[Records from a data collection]
═══
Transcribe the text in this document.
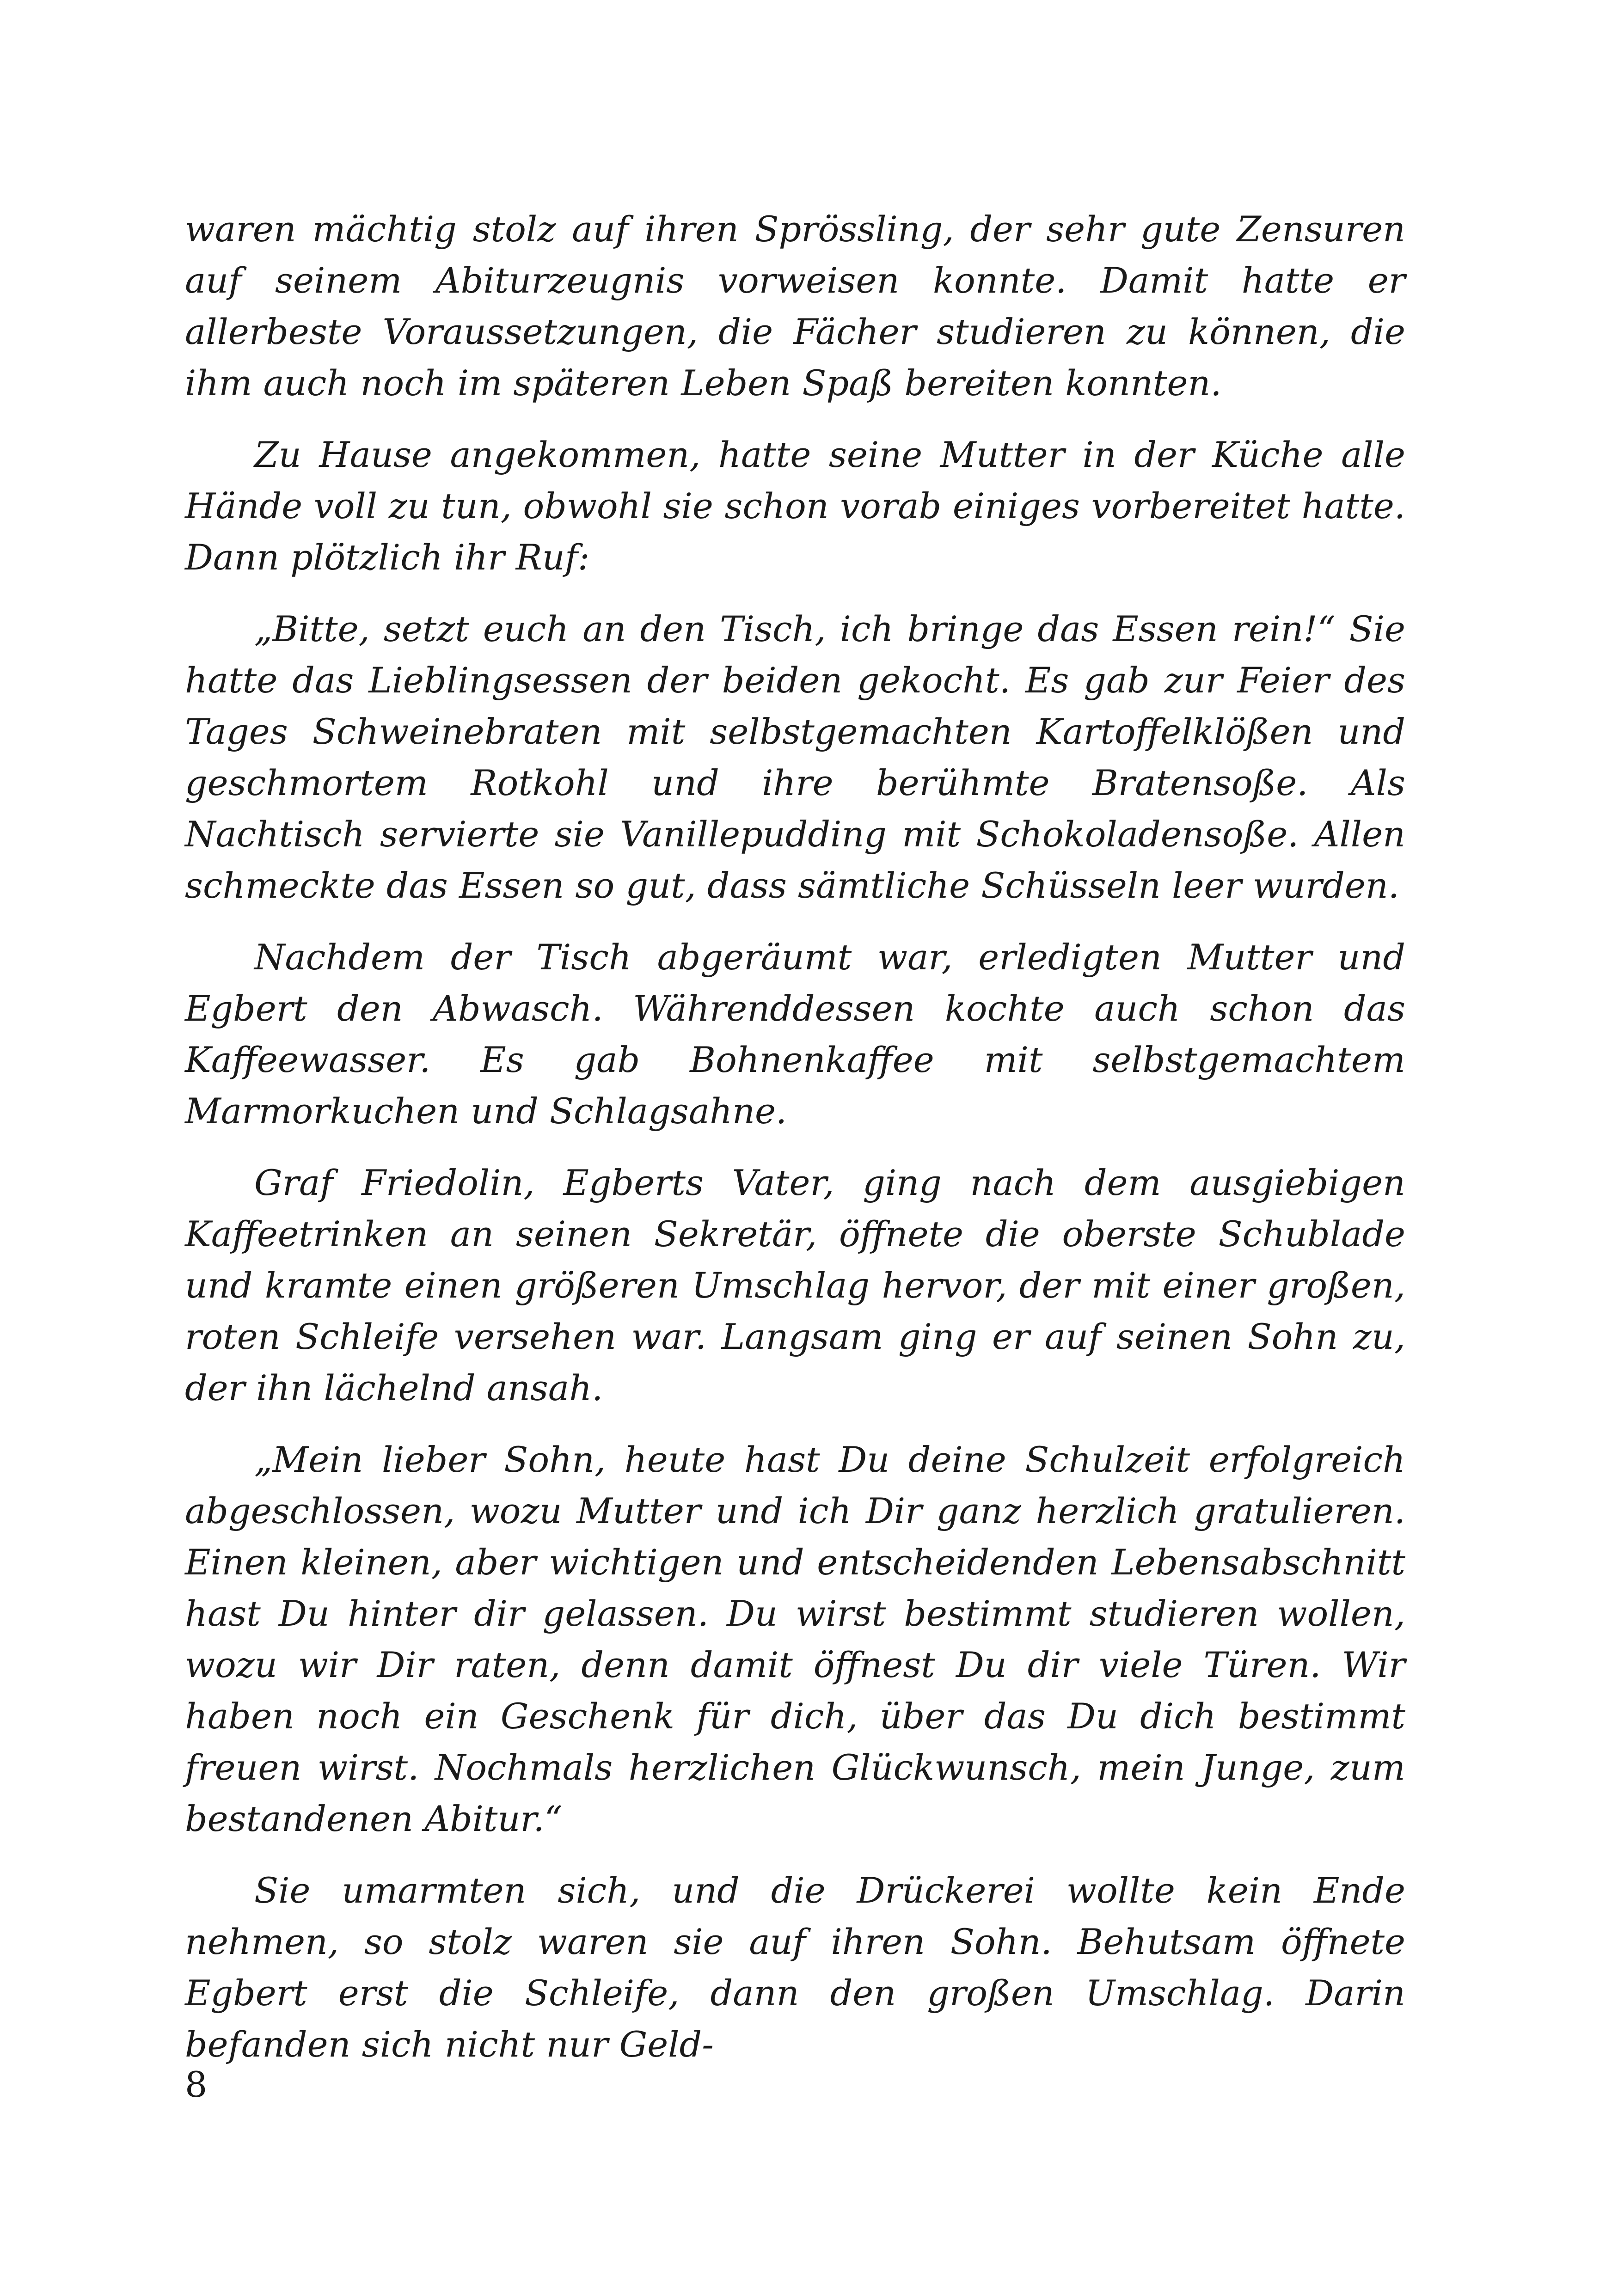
waren mächtig stolz auf ihren Sprössling, der sehr gute Zensuren auf seinem Abiturzeugnis vorweisen konnte. Damit hatte er allerbeste Voraussetzungen, die Fächer studieren zu können, die ihm auch noch im späteren Leben Spaß bereiten konnten.

Zu Hause angekommen, hatte seine Mutter in der Küche alle Hände voll zu tun, obwohl sie schon vorab einiges vorbereitet hatte. Dann plötzlich ihr Ruf:

„Bitte, setzt euch an den Tisch, ich bringe das Essen rein!“ Sie hatte das Lieblingsessen der beiden gekocht. Es gab zur Feier des Tages Schweinebraten mit selbstgemachten Kartoffelklößen und geschmortem Rotkohl und ihre berühmte Bratensoße. Als Nachtisch servierte sie Vanillepudding mit Schokoladensoße. Allen schmeckte das Essen so gut, dass sämtliche Schüsseln leer wurden.

Nachdem der Tisch abgeräumt war, erledigten Mutter und Egbert den Abwasch. Währenddessen kochte auch schon das Kaffeewasser. Es gab Bohnenkaffee mit selbstgemachtem Marmorkuchen und Schlagsahne.

Graf Friedolin, Egberts Vater, ging nach dem ausgiebigen Kaffeetrinken an seinen Sekretär, öffnete die oberste Schublade und kramte einen größeren Umschlag hervor, der mit einer großen, roten Schleife versehen war. Langsam ging er auf seinen Sohn zu, der ihn lächelnd ansah.

„Mein lieber Sohn, heute hast Du deine Schulzeit erfolgreich abgeschlossen, wozu Mutter und ich Dir ganz herzlich gratulieren. Einen kleinen, aber wichtigen und entscheidenden Lebensabschnitt hast Du hinter dir gelassen. Du wirst bestimmt studieren wollen, wozu wir Dir raten, denn damit öffnest Du dir viele Türen. Wir haben noch ein Geschenk für dich, über das Du dich bestimmt freuen wirst. Nochmals herzlichen Glückwunsch, mein Junge, zum bestandenen Abitur.“

Sie umarmten sich, und die Drückerei wollte kein Ende nehmen, so stolz waren sie auf ihren Sohn. Behutsam öffnete Egbert erst die Schleife, dann den großen Umschlag. Darin befanden sich nicht nur Geld-

8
═══
## Instruction
In the records above, find the lines containing "waren" and copy them.

## Response
waren mächtig stolz auf ihren Sprössling, der sehr gute Zensuren auf seinem Abiturzeugnis vorweisen konnte. Damit hatte er allerbeste Voraussetzungen, die Fächer studieren zu können, die ihm auch noch im späteren Leben Spaß bereiten konnten.
Sie umarmten sich, und die Drückerei wollte kein Ende nehmen, so stolz waren sie auf ihren Sohn. Behutsam öffnete Egbert erst die Schleife, dann den großen Umschlag. Darin befanden sich nicht nur Geld-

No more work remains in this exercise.